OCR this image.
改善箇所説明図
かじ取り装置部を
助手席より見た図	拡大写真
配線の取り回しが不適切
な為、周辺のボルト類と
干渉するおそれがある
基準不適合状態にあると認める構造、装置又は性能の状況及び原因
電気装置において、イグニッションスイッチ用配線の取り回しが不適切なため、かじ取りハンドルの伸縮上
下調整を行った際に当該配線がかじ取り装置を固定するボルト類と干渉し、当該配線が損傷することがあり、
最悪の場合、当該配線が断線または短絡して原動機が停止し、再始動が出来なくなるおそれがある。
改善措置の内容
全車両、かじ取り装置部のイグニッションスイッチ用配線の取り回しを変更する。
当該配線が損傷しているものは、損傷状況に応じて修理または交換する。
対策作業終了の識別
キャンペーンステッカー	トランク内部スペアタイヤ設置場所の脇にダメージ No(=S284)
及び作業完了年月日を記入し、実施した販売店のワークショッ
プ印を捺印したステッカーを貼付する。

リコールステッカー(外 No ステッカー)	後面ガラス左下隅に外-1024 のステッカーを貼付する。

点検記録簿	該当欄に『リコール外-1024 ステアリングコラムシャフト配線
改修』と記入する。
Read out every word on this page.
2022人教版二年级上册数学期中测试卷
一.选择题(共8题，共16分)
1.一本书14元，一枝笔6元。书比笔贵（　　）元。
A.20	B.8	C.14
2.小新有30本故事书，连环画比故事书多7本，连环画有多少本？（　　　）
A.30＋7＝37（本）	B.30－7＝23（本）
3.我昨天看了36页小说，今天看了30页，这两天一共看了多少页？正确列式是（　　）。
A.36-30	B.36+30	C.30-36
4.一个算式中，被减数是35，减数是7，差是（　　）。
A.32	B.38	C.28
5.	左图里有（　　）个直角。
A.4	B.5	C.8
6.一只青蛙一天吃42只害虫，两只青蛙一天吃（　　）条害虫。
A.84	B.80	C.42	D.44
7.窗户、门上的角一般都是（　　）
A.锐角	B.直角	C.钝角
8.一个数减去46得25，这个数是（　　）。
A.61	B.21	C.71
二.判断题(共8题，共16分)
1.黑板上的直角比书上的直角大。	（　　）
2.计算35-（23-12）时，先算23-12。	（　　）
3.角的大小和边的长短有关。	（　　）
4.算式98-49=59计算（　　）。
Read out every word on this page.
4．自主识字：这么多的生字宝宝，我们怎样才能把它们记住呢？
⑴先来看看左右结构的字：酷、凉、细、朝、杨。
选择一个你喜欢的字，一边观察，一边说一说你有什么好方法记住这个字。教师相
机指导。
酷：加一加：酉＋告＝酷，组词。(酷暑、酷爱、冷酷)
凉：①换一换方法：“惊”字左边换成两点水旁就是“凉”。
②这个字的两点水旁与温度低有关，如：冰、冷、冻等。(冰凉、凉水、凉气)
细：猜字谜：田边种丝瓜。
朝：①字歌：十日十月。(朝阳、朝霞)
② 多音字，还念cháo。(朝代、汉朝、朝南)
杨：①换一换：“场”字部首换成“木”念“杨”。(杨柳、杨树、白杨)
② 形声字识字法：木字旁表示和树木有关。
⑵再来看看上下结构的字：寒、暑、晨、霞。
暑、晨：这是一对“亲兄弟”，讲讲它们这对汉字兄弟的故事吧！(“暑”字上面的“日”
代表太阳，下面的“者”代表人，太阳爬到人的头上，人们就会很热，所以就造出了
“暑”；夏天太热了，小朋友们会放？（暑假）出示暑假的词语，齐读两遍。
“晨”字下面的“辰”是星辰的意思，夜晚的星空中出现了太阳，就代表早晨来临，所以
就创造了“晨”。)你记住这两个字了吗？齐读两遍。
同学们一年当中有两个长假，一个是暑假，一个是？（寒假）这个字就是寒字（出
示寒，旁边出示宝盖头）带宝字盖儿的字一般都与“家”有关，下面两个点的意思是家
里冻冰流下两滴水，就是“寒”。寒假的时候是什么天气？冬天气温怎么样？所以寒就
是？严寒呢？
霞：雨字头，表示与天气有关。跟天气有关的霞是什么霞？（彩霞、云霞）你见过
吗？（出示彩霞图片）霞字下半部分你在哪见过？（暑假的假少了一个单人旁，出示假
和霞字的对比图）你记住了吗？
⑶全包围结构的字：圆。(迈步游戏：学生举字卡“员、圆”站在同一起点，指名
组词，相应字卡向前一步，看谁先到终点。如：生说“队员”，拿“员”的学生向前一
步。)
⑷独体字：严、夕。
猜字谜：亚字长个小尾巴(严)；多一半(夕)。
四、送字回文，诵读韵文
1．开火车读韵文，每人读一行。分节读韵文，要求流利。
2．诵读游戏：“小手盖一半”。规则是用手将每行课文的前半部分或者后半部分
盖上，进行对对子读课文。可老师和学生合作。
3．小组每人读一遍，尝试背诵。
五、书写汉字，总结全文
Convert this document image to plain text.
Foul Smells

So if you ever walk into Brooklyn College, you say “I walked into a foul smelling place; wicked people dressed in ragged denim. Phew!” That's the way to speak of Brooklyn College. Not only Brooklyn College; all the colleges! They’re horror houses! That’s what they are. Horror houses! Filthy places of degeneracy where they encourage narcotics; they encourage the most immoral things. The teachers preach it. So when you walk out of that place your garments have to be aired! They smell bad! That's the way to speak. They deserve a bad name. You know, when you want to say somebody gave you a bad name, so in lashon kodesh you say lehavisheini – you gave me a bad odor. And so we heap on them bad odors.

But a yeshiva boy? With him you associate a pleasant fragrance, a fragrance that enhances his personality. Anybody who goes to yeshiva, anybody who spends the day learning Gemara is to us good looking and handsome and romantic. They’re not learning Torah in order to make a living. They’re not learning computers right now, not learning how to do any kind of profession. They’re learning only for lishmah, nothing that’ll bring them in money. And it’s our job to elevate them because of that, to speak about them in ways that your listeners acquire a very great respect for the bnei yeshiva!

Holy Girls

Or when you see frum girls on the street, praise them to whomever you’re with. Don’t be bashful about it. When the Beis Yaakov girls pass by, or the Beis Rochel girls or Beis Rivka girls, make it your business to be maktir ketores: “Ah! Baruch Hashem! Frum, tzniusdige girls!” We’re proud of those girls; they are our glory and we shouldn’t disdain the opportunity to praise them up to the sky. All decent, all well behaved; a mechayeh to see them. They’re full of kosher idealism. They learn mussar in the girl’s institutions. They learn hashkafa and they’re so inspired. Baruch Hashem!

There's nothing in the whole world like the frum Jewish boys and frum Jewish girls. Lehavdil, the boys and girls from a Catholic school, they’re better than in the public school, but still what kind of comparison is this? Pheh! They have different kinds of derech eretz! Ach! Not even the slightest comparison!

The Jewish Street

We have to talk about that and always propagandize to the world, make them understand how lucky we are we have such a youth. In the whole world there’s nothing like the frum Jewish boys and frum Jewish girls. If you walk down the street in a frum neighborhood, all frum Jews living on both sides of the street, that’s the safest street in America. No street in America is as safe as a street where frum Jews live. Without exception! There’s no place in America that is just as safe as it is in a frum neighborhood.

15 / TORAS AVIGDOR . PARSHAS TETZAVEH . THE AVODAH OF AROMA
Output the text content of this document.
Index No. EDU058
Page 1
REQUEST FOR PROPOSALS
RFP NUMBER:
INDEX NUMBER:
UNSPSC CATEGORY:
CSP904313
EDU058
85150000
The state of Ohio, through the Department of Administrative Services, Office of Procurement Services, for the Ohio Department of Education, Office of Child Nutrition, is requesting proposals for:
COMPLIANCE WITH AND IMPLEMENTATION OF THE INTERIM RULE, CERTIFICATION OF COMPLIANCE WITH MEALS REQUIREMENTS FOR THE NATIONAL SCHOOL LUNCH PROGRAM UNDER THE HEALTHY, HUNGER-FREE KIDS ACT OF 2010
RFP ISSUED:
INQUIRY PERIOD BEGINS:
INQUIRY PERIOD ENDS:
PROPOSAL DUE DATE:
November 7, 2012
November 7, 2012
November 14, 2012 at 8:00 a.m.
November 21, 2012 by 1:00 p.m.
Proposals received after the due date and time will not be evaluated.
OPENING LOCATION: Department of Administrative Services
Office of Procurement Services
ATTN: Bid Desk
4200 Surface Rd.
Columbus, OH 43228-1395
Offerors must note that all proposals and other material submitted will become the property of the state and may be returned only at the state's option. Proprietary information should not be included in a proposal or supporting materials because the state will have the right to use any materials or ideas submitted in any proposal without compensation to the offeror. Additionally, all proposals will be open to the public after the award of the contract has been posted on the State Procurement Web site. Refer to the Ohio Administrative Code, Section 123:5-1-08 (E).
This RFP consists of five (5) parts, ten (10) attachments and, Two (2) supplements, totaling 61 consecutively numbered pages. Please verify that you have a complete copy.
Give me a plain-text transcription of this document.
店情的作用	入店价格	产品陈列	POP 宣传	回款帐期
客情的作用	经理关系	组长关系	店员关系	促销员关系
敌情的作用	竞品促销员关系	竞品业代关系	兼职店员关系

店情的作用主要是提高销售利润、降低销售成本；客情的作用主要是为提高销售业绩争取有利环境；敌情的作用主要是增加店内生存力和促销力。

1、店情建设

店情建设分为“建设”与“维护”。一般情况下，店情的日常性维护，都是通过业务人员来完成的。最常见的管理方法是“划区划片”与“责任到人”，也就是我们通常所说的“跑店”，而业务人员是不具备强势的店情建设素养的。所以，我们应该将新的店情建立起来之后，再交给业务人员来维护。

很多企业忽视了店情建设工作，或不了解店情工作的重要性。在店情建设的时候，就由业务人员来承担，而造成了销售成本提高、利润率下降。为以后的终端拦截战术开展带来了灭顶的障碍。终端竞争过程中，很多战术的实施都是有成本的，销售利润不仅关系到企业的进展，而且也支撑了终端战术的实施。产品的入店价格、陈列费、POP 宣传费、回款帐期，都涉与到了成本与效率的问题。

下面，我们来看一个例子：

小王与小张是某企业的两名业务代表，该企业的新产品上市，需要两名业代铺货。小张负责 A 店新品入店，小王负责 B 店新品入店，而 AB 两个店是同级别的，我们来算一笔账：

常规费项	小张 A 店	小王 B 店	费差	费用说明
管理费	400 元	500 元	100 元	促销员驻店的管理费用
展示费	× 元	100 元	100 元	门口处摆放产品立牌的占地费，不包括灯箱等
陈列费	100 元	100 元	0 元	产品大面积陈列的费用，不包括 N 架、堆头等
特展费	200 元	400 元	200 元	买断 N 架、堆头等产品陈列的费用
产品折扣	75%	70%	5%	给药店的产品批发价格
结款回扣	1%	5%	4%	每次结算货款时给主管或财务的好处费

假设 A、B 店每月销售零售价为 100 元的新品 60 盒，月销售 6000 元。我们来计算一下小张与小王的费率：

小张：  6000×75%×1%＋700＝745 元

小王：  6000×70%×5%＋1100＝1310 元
# # # # # # #
[Task goal] Provide the count, and nothing else, of lines in the data above where the word "Services" occurs.

[Answer] 3